*GOAL:*
Lift out all lines below that contain "星光灿烂".

*DATA IN THIS EXERCISE:*
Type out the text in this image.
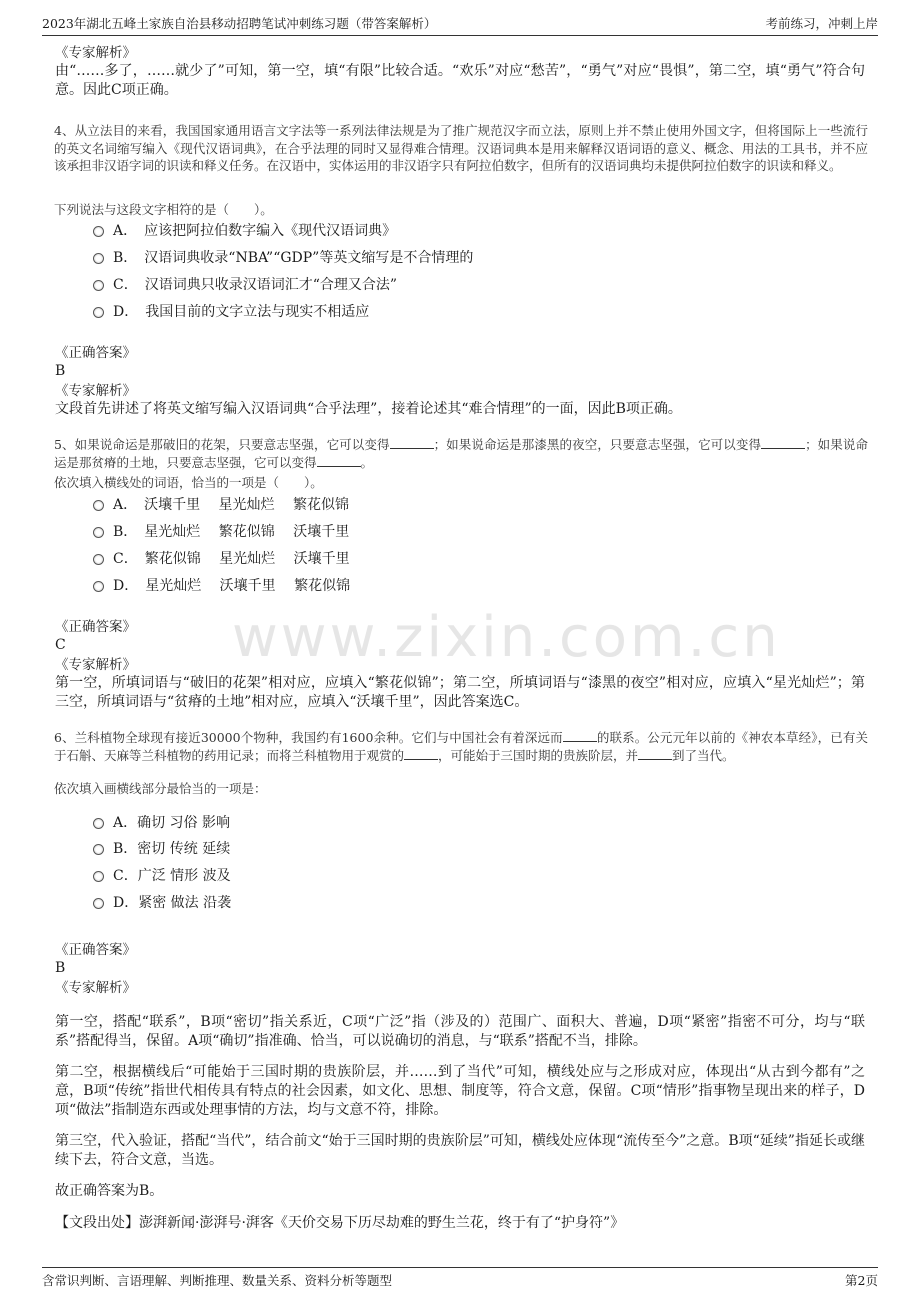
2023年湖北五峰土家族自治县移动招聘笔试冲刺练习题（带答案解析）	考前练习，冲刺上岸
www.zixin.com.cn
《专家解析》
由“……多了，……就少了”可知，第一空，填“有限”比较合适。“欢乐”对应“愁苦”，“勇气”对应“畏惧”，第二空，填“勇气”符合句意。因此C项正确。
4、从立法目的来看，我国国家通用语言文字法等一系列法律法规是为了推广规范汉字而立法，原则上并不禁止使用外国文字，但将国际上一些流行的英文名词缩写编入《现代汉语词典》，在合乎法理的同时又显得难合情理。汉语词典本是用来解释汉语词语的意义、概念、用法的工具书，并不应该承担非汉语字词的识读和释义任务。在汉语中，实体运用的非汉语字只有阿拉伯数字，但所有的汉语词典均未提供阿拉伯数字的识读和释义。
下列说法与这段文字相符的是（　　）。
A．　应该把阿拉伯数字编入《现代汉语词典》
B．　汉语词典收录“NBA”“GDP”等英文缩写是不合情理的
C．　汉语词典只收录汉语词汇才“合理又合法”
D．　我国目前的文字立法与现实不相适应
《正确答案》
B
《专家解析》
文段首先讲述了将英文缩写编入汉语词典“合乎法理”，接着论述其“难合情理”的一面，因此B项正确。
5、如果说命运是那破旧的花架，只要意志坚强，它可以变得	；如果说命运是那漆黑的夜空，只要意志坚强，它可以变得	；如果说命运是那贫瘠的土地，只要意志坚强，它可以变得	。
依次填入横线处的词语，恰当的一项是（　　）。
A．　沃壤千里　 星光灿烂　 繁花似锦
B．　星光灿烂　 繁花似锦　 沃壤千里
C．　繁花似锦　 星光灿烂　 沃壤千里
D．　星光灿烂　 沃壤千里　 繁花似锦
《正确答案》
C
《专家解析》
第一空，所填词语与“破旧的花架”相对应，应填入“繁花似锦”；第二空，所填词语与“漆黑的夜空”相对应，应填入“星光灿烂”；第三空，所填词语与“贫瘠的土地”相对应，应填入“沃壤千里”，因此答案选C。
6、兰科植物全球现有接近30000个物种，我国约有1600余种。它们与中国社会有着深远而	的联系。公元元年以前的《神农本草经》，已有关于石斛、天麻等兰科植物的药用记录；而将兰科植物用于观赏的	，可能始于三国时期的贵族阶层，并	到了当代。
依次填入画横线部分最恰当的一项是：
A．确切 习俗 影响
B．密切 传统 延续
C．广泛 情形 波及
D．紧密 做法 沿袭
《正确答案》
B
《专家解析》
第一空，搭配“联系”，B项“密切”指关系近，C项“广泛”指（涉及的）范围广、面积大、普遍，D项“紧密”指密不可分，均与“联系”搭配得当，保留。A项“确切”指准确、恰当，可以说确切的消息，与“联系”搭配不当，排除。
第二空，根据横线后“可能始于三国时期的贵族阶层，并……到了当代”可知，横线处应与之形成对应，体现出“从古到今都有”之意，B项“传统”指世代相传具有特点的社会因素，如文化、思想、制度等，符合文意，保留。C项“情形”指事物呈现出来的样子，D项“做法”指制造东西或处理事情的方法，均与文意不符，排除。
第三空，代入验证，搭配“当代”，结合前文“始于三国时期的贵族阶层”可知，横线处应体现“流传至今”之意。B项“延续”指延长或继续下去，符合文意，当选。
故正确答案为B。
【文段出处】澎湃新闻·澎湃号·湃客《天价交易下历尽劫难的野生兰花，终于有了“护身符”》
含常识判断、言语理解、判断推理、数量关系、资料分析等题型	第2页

---

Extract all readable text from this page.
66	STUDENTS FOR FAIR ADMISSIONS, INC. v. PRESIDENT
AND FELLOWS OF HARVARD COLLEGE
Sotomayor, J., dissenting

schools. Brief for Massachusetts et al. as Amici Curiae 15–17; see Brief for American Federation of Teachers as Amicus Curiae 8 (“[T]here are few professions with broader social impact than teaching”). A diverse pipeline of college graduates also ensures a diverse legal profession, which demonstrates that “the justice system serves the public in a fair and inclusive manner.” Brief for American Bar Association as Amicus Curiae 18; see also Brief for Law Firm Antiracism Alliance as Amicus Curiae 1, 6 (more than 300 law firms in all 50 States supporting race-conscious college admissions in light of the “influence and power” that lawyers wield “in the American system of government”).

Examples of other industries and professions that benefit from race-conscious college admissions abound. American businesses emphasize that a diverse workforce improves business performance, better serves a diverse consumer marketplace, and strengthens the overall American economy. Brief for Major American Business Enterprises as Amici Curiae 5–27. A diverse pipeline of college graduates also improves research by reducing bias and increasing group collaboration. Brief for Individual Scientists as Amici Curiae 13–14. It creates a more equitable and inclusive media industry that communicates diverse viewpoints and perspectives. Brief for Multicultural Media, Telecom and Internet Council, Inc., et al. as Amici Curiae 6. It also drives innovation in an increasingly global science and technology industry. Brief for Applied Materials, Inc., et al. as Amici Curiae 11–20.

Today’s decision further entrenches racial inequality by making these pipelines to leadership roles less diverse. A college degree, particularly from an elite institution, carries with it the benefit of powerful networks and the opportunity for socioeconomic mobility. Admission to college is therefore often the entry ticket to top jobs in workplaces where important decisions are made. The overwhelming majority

*EXERCISE RESULT:*
A．　沃壤千里　 星光灿烂　 繁花似锦
B．　星光灿烂　 繁花似锦　 沃壤千里
C．　繁花似锦　 星光灿烂　 沃壤千里
D．　星光灿烂　 沃壤千里　 繁花似锦
第一空，所填词语与“破旧的花架”相对应，应填入“繁花似锦”；第二空，所填词语与“漆黑的夜空”相对应，应填入“星光灿烂”；第三空，所填词语与“贫瘠的土地”相对应，应填入“沃壤千里”，因此答案选C。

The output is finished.